• [Data supplied]:
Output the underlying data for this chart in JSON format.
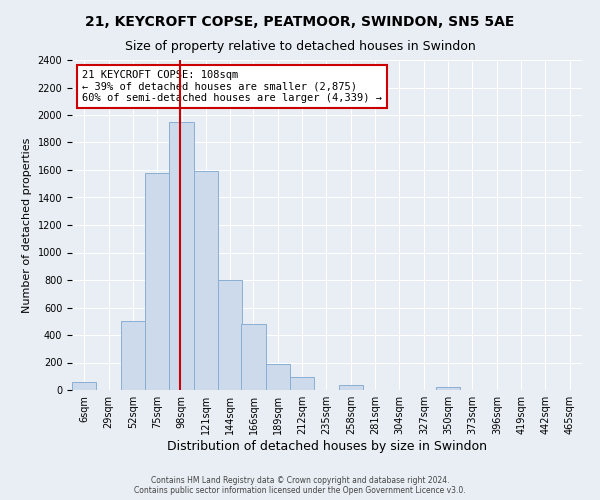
{
  "title": "21, KEYCROFT COPSE, PEATMOOR, SWINDON, SN5 5AE",
  "subtitle": "Size of property relative to detached houses in Swindon",
  "xlabel": "Distribution of detached houses by size in Swindon",
  "ylabel": "Number of detached properties",
  "bar_color": "#ccdaeb",
  "bar_edge_color": "#8aafd4",
  "bin_labels": [
    "6sqm",
    "29sqm",
    "52sqm",
    "75sqm",
    "98sqm",
    "121sqm",
    "144sqm",
    "166sqm",
    "189sqm",
    "212sqm",
    "235sqm",
    "258sqm",
    "281sqm",
    "304sqm",
    "327sqm",
    "350sqm",
    "373sqm",
    "396sqm",
    "419sqm",
    "442sqm",
    "465sqm"
  ],
  "bin_edges": [
    6,
    29,
    52,
    75,
    98,
    121,
    144,
    166,
    189,
    212,
    235,
    258,
    281,
    304,
    327,
    350,
    373,
    396,
    419,
    442,
    465
  ],
  "bar_heights": [
    55,
    0,
    500,
    1575,
    1950,
    1590,
    800,
    480,
    190,
    95,
    0,
    35,
    0,
    0,
    0,
    20,
    0,
    0,
    0,
    0
  ],
  "ylim": [
    0,
    2400
  ],
  "yticks": [
    0,
    200,
    400,
    600,
    800,
    1000,
    1200,
    1400,
    1600,
    1800,
    2000,
    2200,
    2400
  ],
  "vline_x": 108,
  "vline_color": "#cc0000",
  "annotation_title": "21 KEYCROFT COPSE: 108sqm",
  "annotation_line1": "← 39% of detached houses are smaller (2,875)",
  "annotation_line2": "60% of semi-detached houses are larger (4,339) →",
  "annotation_box_color": "#ffffff",
  "annotation_box_edge": "#cc0000",
  "footer1": "Contains HM Land Registry data © Crown copyright and database right 2024.",
  "footer2": "Contains public sector information licensed under the Open Government Licence v3.0.",
  "background_color": "#e8eef4",
  "grid_color": "#ffffff",
  "title_fontsize": 10,
  "subtitle_fontsize": 9,
  "xlabel_fontsize": 9,
  "ylabel_fontsize": 8,
  "tick_fontsize": 7,
  "annotation_fontsize": 7.5,
  "footer_fontsize": 5.5
}
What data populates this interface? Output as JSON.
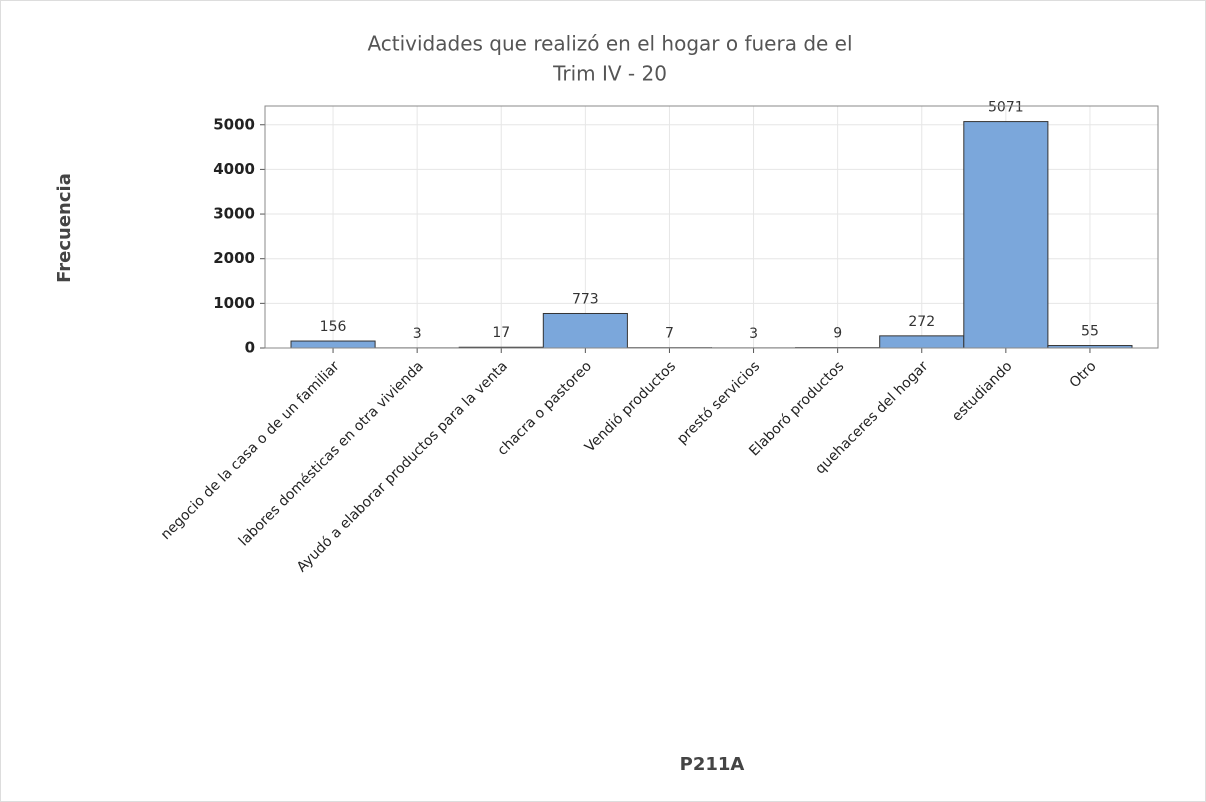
{
  "chart_data": {
    "type": "bar",
    "title": "Actividades que realizó en el hogar o fuera de el",
    "subtitle": "Trim IV - 20",
    "x_label": "P211A",
    "y_label": "Frecuencia",
    "categories": [
      "negocio de la casa o de un familiar",
      "labores domésticas en otra vivienda",
      "Ayudó a elaborar productos para la venta",
      "chacra o pastoreo",
      "Vendió productos",
      "prestó servicios",
      "Elaboró productos",
      "quehaceres del hogar",
      "estudiando",
      "Otro"
    ],
    "values": [
      156,
      3,
      17,
      773,
      7,
      3,
      9,
      272,
      5071,
      55
    ],
    "color": "#7ba7db",
    "ylim": [
      0,
      5420
    ],
    "yticks": [
      0,
      1000,
      2000,
      3000,
      4000,
      5000
    ],
    "grid": true
  }
}
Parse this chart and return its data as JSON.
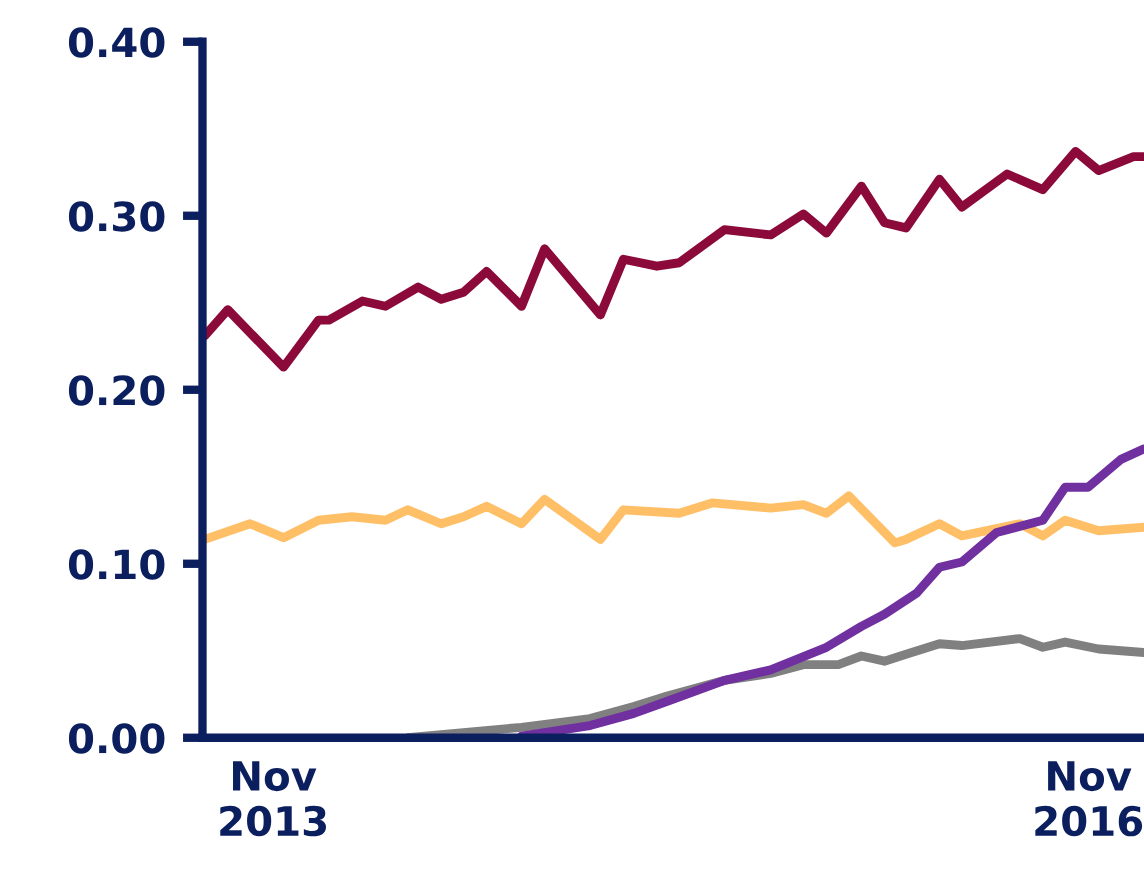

• [Work to be completed]: Reproduce the records verbatim, omitting all images they contain.

• [Response for this exercise]:
Output the underlying data for this chart in JSON format.
{
  "title": "21, KEYCROFT COPSE, PEATMOOR, SWINDON, SN5 5AE",
  "subtitle": "Size of property relative to detached houses in Swindon",
  "xlabel": "Distribution of detached houses by size in Swindon",
  "ylabel": "Number of detached properties",
  "bar_color": "#ccdaeb",
  "bar_edge_color": "#8aafd4",
  "bin_labels": [
    "6sqm",
    "29sqm",
    "52sqm",
    "75sqm",
    "98sqm",
    "121sqm",
    "144sqm",
    "166sqm",
    "189sqm",
    "212sqm",
    "235sqm",
    "258sqm",
    "281sqm",
    "304sqm",
    "327sqm",
    "350sqm",
    "373sqm",
    "396sqm",
    "419sqm",
    "442sqm",
    "465sqm"
  ],
  "bin_edges": [
    6,
    29,
    52,
    75,
    98,
    121,
    144,
    166,
    189,
    212,
    235,
    258,
    281,
    304,
    327,
    350,
    373,
    396,
    419,
    442,
    465
  ],
  "bar_heights": [
    55,
    0,
    500,
    1575,
    1950,
    1590,
    800,
    480,
    190,
    95,
    0,
    35,
    0,
    0,
    0,
    20,
    0,
    0,
    0,
    0
  ],
  "ylim": [
    0,
    2400
  ],
  "yticks": [
    0,
    200,
    400,
    600,
    800,
    1000,
    1200,
    1400,
    1600,
    1800,
    2000,
    2200,
    2400
  ],
  "vline_x": 108,
  "vline_color": "#cc0000",
  "annotation_title": "21 KEYCROFT COPSE: 108sqm",
  "annotation_line1": "← 39% of detached houses are smaller (2,875)",
  "annotation_line2": "60% of semi-detached houses are larger (4,339) →",
  "annotation_box_color": "#ffffff",
  "annotation_box_edge": "#cc0000",
  "footer1": "Contains HM Land Registry data © Crown copyright and database right 2024.",
  "footer2": "Contains public sector information licensed under the Open Government Licence v3.0.",
  "background_color": "#e8eef4",
  "grid_color": "#ffffff",
  "title_fontsize": 10,
  "subtitle_fontsize": 9,
  "xlabel_fontsize": 9,
  "ylabel_fontsize": 8,
  "tick_fontsize": 7,
  "annotation_fontsize": 7.5,
  "footer_fontsize": 5.5
}
What data populates this interface? Output as JSON.
{
  "chart_data": {
    "type": "bar",
    "title": "Actividades que realizó en el hogar o fuera de el",
    "subtitle": "Trim IV - 20",
    "x_label": "P211A",
    "y_label": "Frecuencia",
    "categories": [
      "negocio de la casa o de un familiar",
      "labores domésticas en otra vivienda",
      "Ayudó a elaborar productos para la venta",
      "chacra o pastoreo",
      "Vendió productos",
      "prestó servicios",
      "Elaboró productos",
      "quehaceres del hogar",
      "estudiando",
      "Otro"
    ],
    "values": [
      156,
      3,
      17,
      773,
      7,
      3,
      9,
      272,
      5071,
      55
    ],
    "color": "#7ba7db",
    "ylim": [
      0,
      5420
    ],
    "yticks": [
      0,
      1000,
      2000,
      3000,
      4000,
      5000
    ],
    "grid": true
  }
}
Parse this chart and return its data as JSON.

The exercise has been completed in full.